**Exercise instructions:**
Below are entries; tally how many lines hold the string "document" and answer with only that figure.

═══ Items ═══

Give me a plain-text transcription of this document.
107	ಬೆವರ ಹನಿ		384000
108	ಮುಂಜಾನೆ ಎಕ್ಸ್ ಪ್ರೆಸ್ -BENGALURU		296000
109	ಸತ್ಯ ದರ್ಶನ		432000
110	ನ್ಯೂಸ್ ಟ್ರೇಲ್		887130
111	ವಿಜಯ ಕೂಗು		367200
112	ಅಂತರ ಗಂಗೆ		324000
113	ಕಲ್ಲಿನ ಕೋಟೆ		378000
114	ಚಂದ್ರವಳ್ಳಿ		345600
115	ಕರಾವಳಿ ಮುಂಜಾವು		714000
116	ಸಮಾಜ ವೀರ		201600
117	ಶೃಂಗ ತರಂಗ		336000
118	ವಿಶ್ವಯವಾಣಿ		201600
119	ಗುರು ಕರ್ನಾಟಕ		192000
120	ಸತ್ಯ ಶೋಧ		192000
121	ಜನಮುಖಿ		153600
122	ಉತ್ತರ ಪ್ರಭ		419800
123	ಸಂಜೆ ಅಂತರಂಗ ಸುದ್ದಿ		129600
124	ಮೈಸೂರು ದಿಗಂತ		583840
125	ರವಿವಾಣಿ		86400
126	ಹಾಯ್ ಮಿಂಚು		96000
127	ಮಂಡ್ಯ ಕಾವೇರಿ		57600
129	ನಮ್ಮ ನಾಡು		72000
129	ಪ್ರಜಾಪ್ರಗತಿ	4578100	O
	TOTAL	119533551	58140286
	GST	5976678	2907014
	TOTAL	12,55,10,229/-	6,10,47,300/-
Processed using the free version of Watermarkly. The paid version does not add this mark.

═══
═══ Items ═══

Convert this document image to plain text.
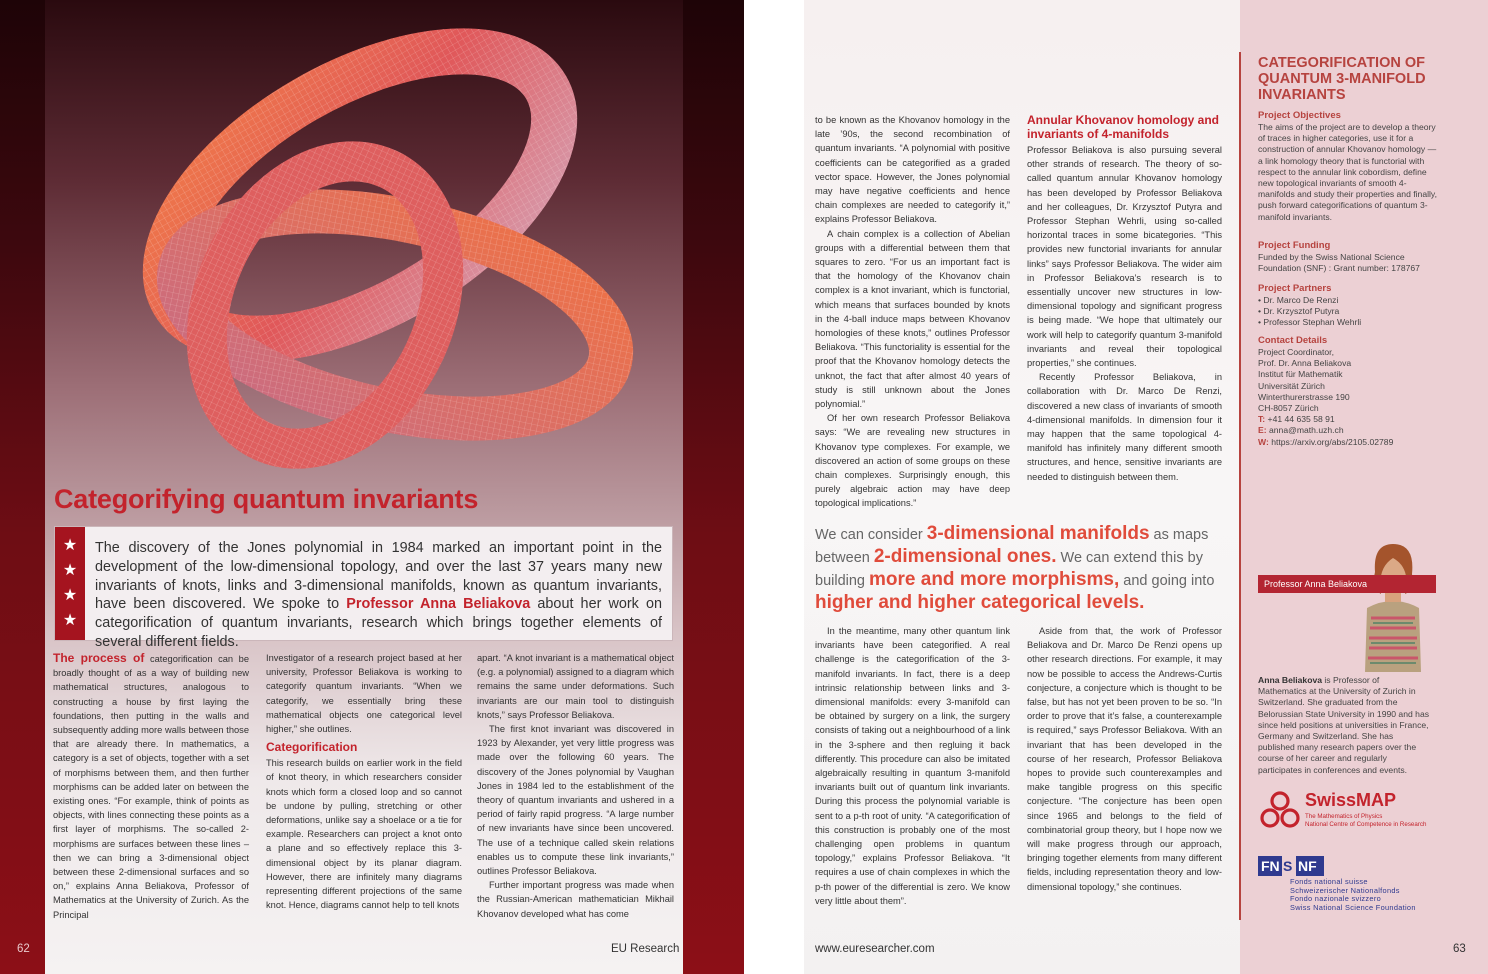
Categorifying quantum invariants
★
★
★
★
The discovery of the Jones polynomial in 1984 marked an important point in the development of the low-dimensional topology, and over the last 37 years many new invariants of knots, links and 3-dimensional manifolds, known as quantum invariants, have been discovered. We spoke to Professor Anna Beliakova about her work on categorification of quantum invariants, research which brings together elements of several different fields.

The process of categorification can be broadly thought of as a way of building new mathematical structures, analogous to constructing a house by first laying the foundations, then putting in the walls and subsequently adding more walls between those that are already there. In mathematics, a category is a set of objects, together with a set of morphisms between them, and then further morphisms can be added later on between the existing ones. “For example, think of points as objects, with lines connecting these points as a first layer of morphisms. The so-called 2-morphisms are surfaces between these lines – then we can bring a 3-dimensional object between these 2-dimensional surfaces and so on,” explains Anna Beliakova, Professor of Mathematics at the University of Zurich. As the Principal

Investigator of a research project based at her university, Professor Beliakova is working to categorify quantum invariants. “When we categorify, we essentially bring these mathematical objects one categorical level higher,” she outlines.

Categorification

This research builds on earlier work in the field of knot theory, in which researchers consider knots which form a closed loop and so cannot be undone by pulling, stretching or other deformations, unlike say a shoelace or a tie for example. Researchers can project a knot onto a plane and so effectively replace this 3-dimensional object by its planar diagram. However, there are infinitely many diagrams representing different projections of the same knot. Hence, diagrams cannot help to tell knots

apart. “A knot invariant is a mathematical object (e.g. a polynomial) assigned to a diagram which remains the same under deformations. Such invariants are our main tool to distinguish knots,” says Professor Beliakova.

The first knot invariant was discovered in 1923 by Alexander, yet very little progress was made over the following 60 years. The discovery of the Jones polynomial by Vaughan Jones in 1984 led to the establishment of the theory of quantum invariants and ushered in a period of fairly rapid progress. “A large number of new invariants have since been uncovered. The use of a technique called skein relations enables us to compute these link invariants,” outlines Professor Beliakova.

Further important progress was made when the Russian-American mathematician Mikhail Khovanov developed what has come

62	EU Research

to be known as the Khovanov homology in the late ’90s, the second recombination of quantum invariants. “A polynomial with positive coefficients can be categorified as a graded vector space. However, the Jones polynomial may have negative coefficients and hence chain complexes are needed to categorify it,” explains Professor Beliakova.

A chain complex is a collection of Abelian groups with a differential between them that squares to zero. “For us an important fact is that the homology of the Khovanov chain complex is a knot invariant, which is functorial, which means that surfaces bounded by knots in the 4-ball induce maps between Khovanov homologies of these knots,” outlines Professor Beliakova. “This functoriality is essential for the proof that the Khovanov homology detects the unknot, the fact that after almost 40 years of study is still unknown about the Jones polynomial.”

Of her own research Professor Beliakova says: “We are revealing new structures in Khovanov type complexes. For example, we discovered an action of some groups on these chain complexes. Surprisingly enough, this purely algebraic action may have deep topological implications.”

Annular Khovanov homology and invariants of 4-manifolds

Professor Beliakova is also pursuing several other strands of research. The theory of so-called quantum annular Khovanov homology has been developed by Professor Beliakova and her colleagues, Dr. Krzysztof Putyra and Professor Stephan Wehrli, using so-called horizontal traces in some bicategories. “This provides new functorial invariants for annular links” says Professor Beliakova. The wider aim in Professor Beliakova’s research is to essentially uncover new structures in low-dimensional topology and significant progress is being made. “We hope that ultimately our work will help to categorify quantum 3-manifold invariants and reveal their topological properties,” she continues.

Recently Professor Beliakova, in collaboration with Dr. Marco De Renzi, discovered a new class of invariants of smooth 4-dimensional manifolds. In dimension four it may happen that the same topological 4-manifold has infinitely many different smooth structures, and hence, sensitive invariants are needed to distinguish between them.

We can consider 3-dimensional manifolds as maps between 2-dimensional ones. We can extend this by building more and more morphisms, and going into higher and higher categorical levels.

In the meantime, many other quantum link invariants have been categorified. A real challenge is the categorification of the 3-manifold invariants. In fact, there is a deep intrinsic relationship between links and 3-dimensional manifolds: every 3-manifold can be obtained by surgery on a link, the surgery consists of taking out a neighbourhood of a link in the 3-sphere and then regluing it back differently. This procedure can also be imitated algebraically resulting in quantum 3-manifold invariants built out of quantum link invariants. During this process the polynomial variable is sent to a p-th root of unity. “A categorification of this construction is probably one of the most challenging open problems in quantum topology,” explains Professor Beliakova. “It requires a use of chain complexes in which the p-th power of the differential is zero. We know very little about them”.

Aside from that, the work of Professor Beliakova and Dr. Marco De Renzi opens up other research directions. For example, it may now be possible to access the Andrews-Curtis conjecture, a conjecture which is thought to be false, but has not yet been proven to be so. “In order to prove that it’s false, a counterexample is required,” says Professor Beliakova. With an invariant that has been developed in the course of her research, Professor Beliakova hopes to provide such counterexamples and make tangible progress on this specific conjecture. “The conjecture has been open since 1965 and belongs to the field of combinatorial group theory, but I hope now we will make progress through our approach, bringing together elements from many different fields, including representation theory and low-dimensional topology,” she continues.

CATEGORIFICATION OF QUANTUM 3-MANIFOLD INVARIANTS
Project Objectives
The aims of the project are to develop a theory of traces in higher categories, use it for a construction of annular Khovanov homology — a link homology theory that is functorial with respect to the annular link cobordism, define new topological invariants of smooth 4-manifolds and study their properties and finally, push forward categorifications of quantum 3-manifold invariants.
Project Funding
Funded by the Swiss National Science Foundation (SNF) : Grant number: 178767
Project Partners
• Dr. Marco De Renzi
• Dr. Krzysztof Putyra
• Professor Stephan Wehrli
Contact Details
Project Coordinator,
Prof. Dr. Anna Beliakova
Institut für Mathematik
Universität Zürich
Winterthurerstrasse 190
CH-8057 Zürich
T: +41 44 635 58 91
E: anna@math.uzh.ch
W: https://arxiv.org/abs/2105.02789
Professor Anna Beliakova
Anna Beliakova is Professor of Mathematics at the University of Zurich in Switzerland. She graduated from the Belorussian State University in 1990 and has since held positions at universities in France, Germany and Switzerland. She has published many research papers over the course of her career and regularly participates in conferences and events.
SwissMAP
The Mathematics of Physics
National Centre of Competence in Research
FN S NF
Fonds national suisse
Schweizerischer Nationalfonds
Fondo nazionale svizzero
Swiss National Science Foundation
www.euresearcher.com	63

═══

**Response to this exercise:**
2